(PROBLEM STATEMENT):
Report back each line of the records that contains the string "this".

Records from a data source:
····················
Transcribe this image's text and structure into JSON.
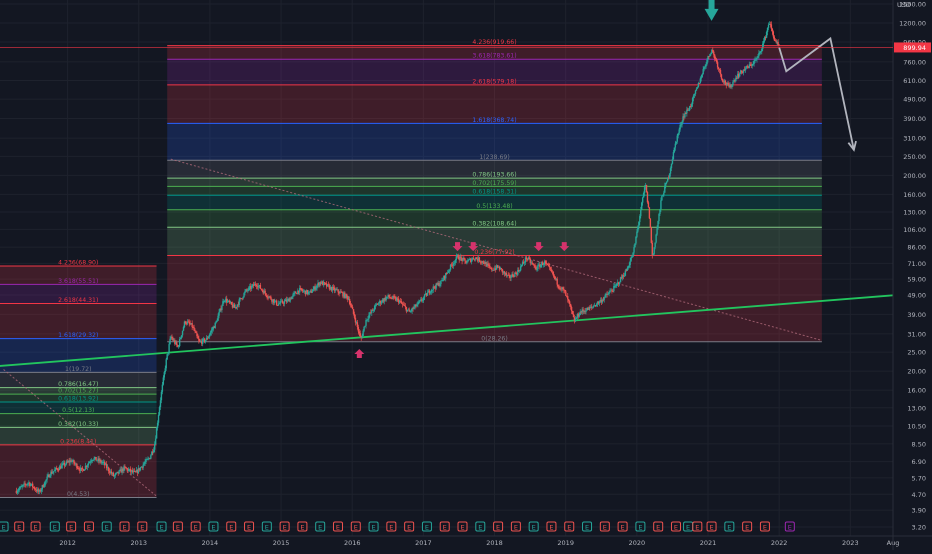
{
  "chart_data": {
    "type": "candlestick",
    "scale": "log",
    "currency": "USD",
    "ylim": [
      3.0,
      1500
    ],
    "y_ticks": [
      "1500.00",
      "1200.00",
      "960.00",
      "760.00",
      "610.00",
      "490.00",
      "390.00",
      "310.00",
      "250.00",
      "200.00",
      "160.00",
      "130.00",
      "106.00",
      "86.00",
      "71.00",
      "59.00",
      "49.00",
      "39.00",
      "31.00",
      "25.00",
      "20.00",
      "16.00",
      "13.00",
      "10.50",
      "8.50",
      "6.90",
      "5.70",
      "4.70",
      "3.90",
      "3.20"
    ],
    "x_ticks": [
      {
        "label": "2012",
        "t": 2012.0
      },
      {
        "label": "2013",
        "t": 2013.0
      },
      {
        "label": "2014",
        "t": 2014.0
      },
      {
        "label": "2015",
        "t": 2015.0
      },
      {
        "label": "2016",
        "t": 2016.0
      },
      {
        "label": "2017",
        "t": 2017.0
      },
      {
        "label": "2018",
        "t": 2018.0
      },
      {
        "label": "2019",
        "t": 2019.0
      },
      {
        "label": "2020",
        "t": 2020.0
      },
      {
        "label": "2021",
        "t": 2021.0
      },
      {
        "label": "2022",
        "t": 2022.0
      },
      {
        "label": "2023",
        "t": 2023.0
      },
      {
        "label": "Aug",
        "t": 2023.6
      }
    ],
    "last_price": "899.94",
    "price_path": [
      [
        2011.28,
        4.9
      ],
      [
        2011.45,
        5.4
      ],
      [
        2011.6,
        4.8
      ],
      [
        2011.75,
        6.0
      ],
      [
        2011.9,
        6.5
      ],
      [
        2012.05,
        7.0
      ],
      [
        2012.2,
        6.2
      ],
      [
        2012.35,
        7.2
      ],
      [
        2012.5,
        6.8
      ],
      [
        2012.65,
        5.8
      ],
      [
        2012.8,
        6.4
      ],
      [
        2012.95,
        6.0
      ],
      [
        2013.05,
        6.6
      ],
      [
        2013.15,
        7.2
      ],
      [
        2013.22,
        8.3
      ],
      [
        2013.3,
        14.0
      ],
      [
        2013.38,
        22.0
      ],
      [
        2013.45,
        30.0
      ],
      [
        2013.55,
        26.5
      ],
      [
        2013.65,
        36.0
      ],
      [
        2013.75,
        34.0
      ],
      [
        2013.85,
        28.0
      ],
      [
        2013.95,
        29.0
      ],
      [
        2014.08,
        35.0
      ],
      [
        2014.2,
        47.0
      ],
      [
        2014.35,
        42.0
      ],
      [
        2014.5,
        51.0
      ],
      [
        2014.65,
        56.0
      ],
      [
        2014.8,
        49.0
      ],
      [
        2014.95,
        44.0
      ],
      [
        2015.1,
        46.0
      ],
      [
        2015.25,
        52.0
      ],
      [
        2015.4,
        50.0
      ],
      [
        2015.55,
        57.0
      ],
      [
        2015.7,
        53.0
      ],
      [
        2015.85,
        50.0
      ],
      [
        2015.95,
        47.0
      ],
      [
        2016.05,
        36.0
      ],
      [
        2016.12,
        29.0
      ],
      [
        2016.2,
        37.0
      ],
      [
        2016.35,
        44.0
      ],
      [
        2016.5,
        48.0
      ],
      [
        2016.65,
        46.0
      ],
      [
        2016.8,
        40.0
      ],
      [
        2016.95,
        45.0
      ],
      [
        2017.1,
        52.0
      ],
      [
        2017.25,
        57.0
      ],
      [
        2017.4,
        70.0
      ],
      [
        2017.48,
        77.0
      ],
      [
        2017.6,
        72.0
      ],
      [
        2017.72,
        76.0
      ],
      [
        2017.85,
        72.0
      ],
      [
        2017.95,
        66.0
      ],
      [
        2018.05,
        68.0
      ],
      [
        2018.2,
        60.0
      ],
      [
        2018.32,
        64.0
      ],
      [
        2018.45,
        76.0
      ],
      [
        2018.58,
        67.0
      ],
      [
        2018.7,
        72.0
      ],
      [
        2018.8,
        64.0
      ],
      [
        2018.9,
        55.0
      ],
      [
        2018.98,
        51.0
      ],
      [
        2019.05,
        44.0
      ],
      [
        2019.12,
        36.0
      ],
      [
        2019.2,
        40.0
      ],
      [
        2019.35,
        42.0
      ],
      [
        2019.5,
        46.0
      ],
      [
        2019.7,
        54.0
      ],
      [
        2019.85,
        65.0
      ],
      [
        2019.95,
        80.0
      ],
      [
        2020.05,
        130.0
      ],
      [
        2020.12,
        180.0
      ],
      [
        2020.18,
        120.0
      ],
      [
        2020.22,
        75.0
      ],
      [
        2020.28,
        105.0
      ],
      [
        2020.35,
        155.0
      ],
      [
        2020.45,
        200.0
      ],
      [
        2020.55,
        300.0
      ],
      [
        2020.65,
        400.0
      ],
      [
        2020.75,
        450.0
      ],
      [
        2020.85,
        560.0
      ],
      [
        2020.95,
        720.0
      ],
      [
        2021.05,
        880.0
      ],
      [
        2021.12,
        760.0
      ],
      [
        2021.2,
        620.0
      ],
      [
        2021.3,
        560.0
      ],
      [
        2021.4,
        640.0
      ],
      [
        2021.5,
        690.0
      ],
      [
        2021.6,
        730.0
      ],
      [
        2021.7,
        800.0
      ],
      [
        2021.8,
        1000.0
      ],
      [
        2021.86,
        1220.0
      ],
      [
        2021.92,
        1020.0
      ],
      [
        2022.0,
        900.0
      ]
    ],
    "projection": [
      [
        2022.0,
        900.0
      ],
      [
        2022.1,
        680.0
      ],
      [
        2022.72,
        1000.0
      ],
      [
        2023.05,
        270.0
      ]
    ],
    "fib_sets": [
      {
        "t_start": 2011.05,
        "t_end": 2013.25,
        "levels": [
          {
            "label": "4.236(68.90)",
            "v": 68.9,
            "color": "#f23645"
          },
          {
            "label": "3.618(55.51)",
            "v": 55.51,
            "color": "#9c27b0"
          },
          {
            "label": "2.618(44.31)",
            "v": 44.31,
            "color": "#f23645"
          },
          {
            "label": "1.618(29.32)",
            "v": 29.32,
            "color": "#2962ff"
          },
          {
            "label": "1(19.72)",
            "v": 19.72,
            "color": "#787b86"
          },
          {
            "label": "0.786(16.47)",
            "v": 16.47,
            "color": "#81c784"
          },
          {
            "label": "0.702(15.27)",
            "v": 15.27,
            "color": "#4caf50"
          },
          {
            "label": "0.618(13.92)",
            "v": 13.92,
            "color": "#009688"
          },
          {
            "label": "0.5(12.13)",
            "v": 12.13,
            "color": "#4caf50"
          },
          {
            "label": "0.382(10.33)",
            "v": 10.33,
            "color": "#81c784"
          },
          {
            "label": "0.236(8.41)",
            "v": 8.41,
            "color": "#f23645"
          },
          {
            "label": "0(4.53)",
            "v": 4.53,
            "color": "#787b86"
          }
        ]
      },
      {
        "t_start": 2013.4,
        "t_end": 2022.6,
        "levels": [
          {
            "label": "4.236(919.66)",
            "v": 919.66,
            "color": "#f23645"
          },
          {
            "label": "3.618(783.61)",
            "v": 783.61,
            "color": "#9c27b0"
          },
          {
            "label": "2.618(579.18)",
            "v": 579.18,
            "color": "#f23645"
          },
          {
            "label": "1.618(368.74)",
            "v": 368.74,
            "color": "#2962ff"
          },
          {
            "label": "1(238.69)",
            "v": 238.69,
            "color": "#787b86"
          },
          {
            "label": "0.786(193.66)",
            "v": 193.66,
            "color": "#81c784"
          },
          {
            "label": "0.702(175.59)",
            "v": 175.59,
            "color": "#4caf50"
          },
          {
            "label": "0.618(158.31)",
            "v": 158.31,
            "color": "#009688"
          },
          {
            "label": "0.5(133.48)",
            "v": 133.48,
            "color": "#4caf50"
          },
          {
            "label": "0.382(108.64)",
            "v": 108.64,
            "color": "#81c784"
          },
          {
            "label": "0.236(77.92)",
            "v": 77.92,
            "color": "#f23645"
          },
          {
            "label": "0(28.26)",
            "v": 28.26,
            "color": "#787b86"
          }
        ]
      }
    ],
    "trendline": {
      "p1": [
        2011.0,
        21.2
      ],
      "p2": [
        2023.6,
        48.8
      ],
      "color": "#22c55e"
    },
    "dashed_lines": [
      {
        "p1": [
          2011.1,
          20.4
        ],
        "p2": [
          2013.25,
          4.6
        ]
      },
      {
        "p1": [
          2013.45,
          242.0
        ],
        "p2": [
          2022.6,
          28.7
        ]
      }
    ],
    "markers": [
      {
        "type": "down",
        "t": 2016.1,
        "v": 28.0,
        "color": "#d6336c"
      },
      {
        "type": "down",
        "t": 2017.48,
        "v": 83.0,
        "color": "#d6336c"
      },
      {
        "type": "down",
        "t": 2017.7,
        "v": 83.0,
        "color": "#d6336c"
      },
      {
        "type": "down",
        "t": 2018.62,
        "v": 83.0,
        "color": "#d6336c"
      },
      {
        "type": "down",
        "t": 2018.98,
        "v": 83.0,
        "color": "#d6336c"
      },
      {
        "type": "down_big",
        "t": 2021.05,
        "v": 1450.0,
        "color": "#26a69a"
      }
    ],
    "events": [
      {
        "label": "E",
        "t": 2011.1,
        "kind": "earnings"
      },
      {
        "label": "E",
        "t": 2011.32,
        "kind": "earnings"
      },
      {
        "label": "E",
        "t": 2011.55,
        "kind": "earnings"
      },
      {
        "label": "E",
        "t": 2011.82,
        "kind": "earnings"
      },
      {
        "label": "E",
        "t": 2012.05,
        "kind": "earnings"
      },
      {
        "label": "E",
        "t": 2012.3,
        "kind": "earnings"
      },
      {
        "label": "E",
        "t": 2012.55,
        "kind": "earnings"
      },
      {
        "label": "E",
        "t": 2012.8,
        "kind": "earnings"
      },
      {
        "label": "E",
        "t": 2013.05,
        "kind": "earnings"
      },
      {
        "label": "E",
        "t": 2013.32,
        "kind": "earnings"
      },
      {
        "label": "E",
        "t": 2013.55,
        "kind": "earnings"
      },
      {
        "label": "E",
        "t": 2013.8,
        "kind": "earnings"
      },
      {
        "label": "E",
        "t": 2014.05,
        "kind": "earnings"
      },
      {
        "label": "E",
        "t": 2014.3,
        "kind": "earnings"
      },
      {
        "label": "E",
        "t": 2014.55,
        "kind": "earnings"
      },
      {
        "label": "E",
        "t": 2014.8,
        "kind": "earnings"
      },
      {
        "label": "E",
        "t": 2015.05,
        "kind": "earnings"
      },
      {
        "label": "E",
        "t": 2015.3,
        "kind": "earnings"
      },
      {
        "label": "E",
        "t": 2015.55,
        "kind": "earnings"
      },
      {
        "label": "E",
        "t": 2015.8,
        "kind": "earnings"
      },
      {
        "label": "E",
        "t": 2016.05,
        "kind": "earnings"
      },
      {
        "label": "E",
        "t": 2016.3,
        "kind": "earnings"
      },
      {
        "label": "E",
        "t": 2016.55,
        "kind": "earnings"
      },
      {
        "label": "E",
        "t": 2016.8,
        "kind": "earnings"
      },
      {
        "label": "E",
        "t": 2017.05,
        "kind": "earnings"
      },
      {
        "label": "E",
        "t": 2017.3,
        "kind": "earnings"
      },
      {
        "label": "E",
        "t": 2017.55,
        "kind": "earnings"
      },
      {
        "label": "E",
        "t": 2017.8,
        "kind": "earnings"
      },
      {
        "label": "E",
        "t": 2018.05,
        "kind": "earnings"
      },
      {
        "label": "E",
        "t": 2018.3,
        "kind": "earnings"
      },
      {
        "label": "E",
        "t": 2018.55,
        "kind": "earnings"
      },
      {
        "label": "E",
        "t": 2018.8,
        "kind": "earnings"
      },
      {
        "label": "E",
        "t": 2019.05,
        "kind": "earnings"
      },
      {
        "label": "E",
        "t": 2019.3,
        "kind": "earnings"
      },
      {
        "label": "E",
        "t": 2019.55,
        "kind": "earnings"
      },
      {
        "label": "E",
        "t": 2019.8,
        "kind": "earnings"
      },
      {
        "label": "E",
        "t": 2020.05,
        "kind": "earnings"
      },
      {
        "label": "E",
        "t": 2020.3,
        "kind": "earnings"
      },
      {
        "label": "E",
        "t": 2020.55,
        "kind": "earnings"
      },
      {
        "label": "E",
        "t": 2020.72,
        "kind": "earnings"
      },
      {
        "label": "E",
        "t": 2020.85,
        "kind": "earnings"
      },
      {
        "label": "E",
        "t": 2021.05,
        "kind": "earnings"
      },
      {
        "label": "E",
        "t": 2021.3,
        "kind": "earnings"
      },
      {
        "label": "E",
        "t": 2021.55,
        "kind": "earnings"
      },
      {
        "label": "E",
        "t": 2021.8,
        "kind": "earnings"
      },
      {
        "label": "E",
        "t": 2022.15,
        "kind": "future"
      }
    ],
    "colors": {
      "background": "#131722",
      "up": "#26a69a",
      "down": "#ef5350",
      "axis_text": "#b2b5be",
      "grid": "#1e222d",
      "price_line": "#f23645",
      "projection": "#b2b5be"
    }
  }
}
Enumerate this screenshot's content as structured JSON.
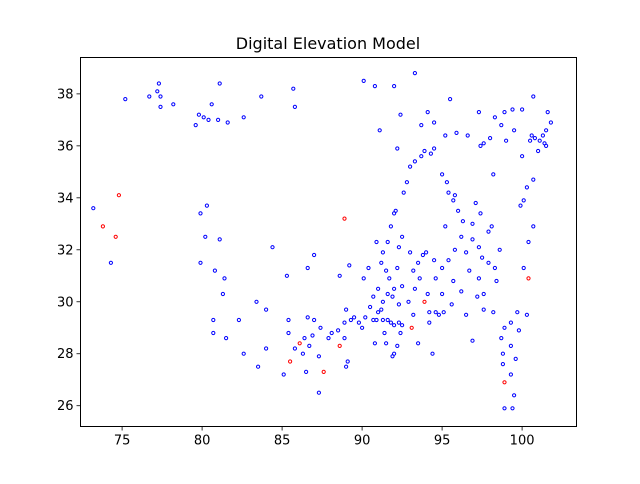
····················
(COMPLETE OUTPUT):
Transcribe this image's text and structure into JSON.
Enumerate this screenshot's content as structured JSON.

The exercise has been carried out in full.